* Exercise objective *
Using the records below, give the number of lines where the word "JSON" appears, with no further output.

————

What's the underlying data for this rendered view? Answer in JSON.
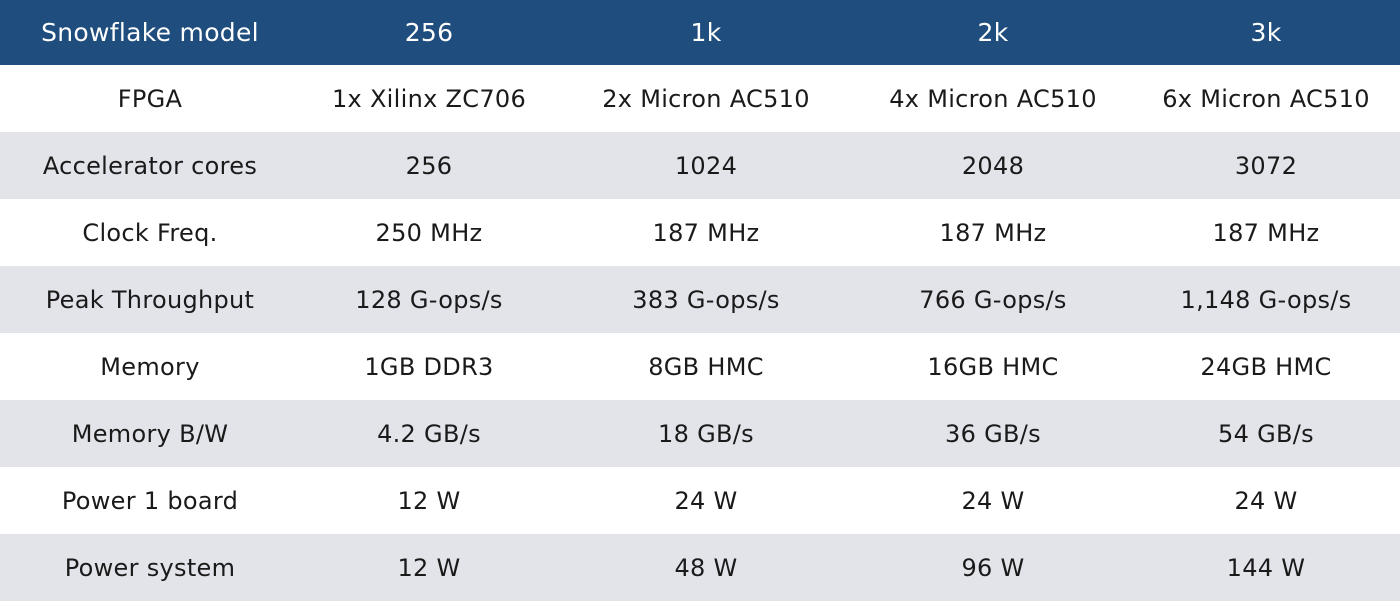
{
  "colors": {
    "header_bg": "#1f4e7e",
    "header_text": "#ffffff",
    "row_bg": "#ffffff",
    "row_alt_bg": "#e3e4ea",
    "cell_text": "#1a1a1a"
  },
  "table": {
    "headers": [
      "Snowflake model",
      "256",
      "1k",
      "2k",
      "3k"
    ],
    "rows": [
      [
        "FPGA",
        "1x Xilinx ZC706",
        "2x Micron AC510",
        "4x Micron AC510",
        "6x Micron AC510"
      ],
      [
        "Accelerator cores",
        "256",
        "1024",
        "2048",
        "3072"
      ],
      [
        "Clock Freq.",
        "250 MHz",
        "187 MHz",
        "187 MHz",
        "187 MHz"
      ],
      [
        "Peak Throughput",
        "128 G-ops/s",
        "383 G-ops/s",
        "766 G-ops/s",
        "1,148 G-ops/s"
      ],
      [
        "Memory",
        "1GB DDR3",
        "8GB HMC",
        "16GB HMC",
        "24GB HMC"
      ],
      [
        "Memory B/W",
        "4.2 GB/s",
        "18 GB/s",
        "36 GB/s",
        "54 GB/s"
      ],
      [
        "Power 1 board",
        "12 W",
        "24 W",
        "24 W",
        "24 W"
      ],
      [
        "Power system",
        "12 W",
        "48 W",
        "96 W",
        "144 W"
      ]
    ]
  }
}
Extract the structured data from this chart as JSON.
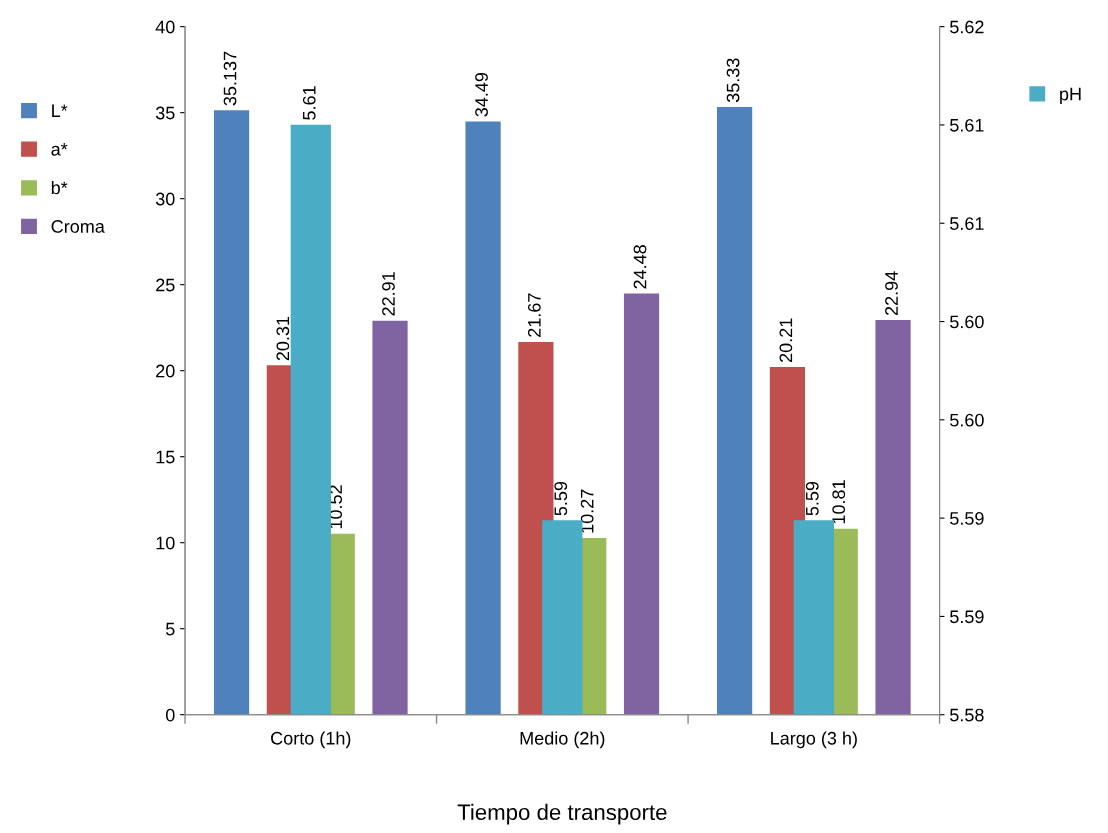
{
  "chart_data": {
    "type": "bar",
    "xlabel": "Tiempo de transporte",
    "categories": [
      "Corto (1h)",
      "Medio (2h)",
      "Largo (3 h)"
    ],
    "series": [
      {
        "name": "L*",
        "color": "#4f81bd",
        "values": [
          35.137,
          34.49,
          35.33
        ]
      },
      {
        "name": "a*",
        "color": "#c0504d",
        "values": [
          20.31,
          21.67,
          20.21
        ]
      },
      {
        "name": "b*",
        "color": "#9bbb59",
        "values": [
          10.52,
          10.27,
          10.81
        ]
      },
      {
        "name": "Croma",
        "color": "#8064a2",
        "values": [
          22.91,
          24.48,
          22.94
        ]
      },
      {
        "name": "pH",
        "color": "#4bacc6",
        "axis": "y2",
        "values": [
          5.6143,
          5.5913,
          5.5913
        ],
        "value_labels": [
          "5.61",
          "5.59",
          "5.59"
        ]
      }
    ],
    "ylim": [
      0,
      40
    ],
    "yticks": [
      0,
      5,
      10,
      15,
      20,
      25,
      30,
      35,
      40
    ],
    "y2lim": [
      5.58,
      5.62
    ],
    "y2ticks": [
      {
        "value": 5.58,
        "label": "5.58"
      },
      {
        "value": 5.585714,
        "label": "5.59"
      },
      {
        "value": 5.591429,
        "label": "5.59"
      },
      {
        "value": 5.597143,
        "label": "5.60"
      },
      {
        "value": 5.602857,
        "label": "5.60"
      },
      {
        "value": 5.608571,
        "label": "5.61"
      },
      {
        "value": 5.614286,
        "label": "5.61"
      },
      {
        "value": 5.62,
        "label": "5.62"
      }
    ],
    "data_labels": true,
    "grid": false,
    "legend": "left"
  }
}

————

* Exercise output *
2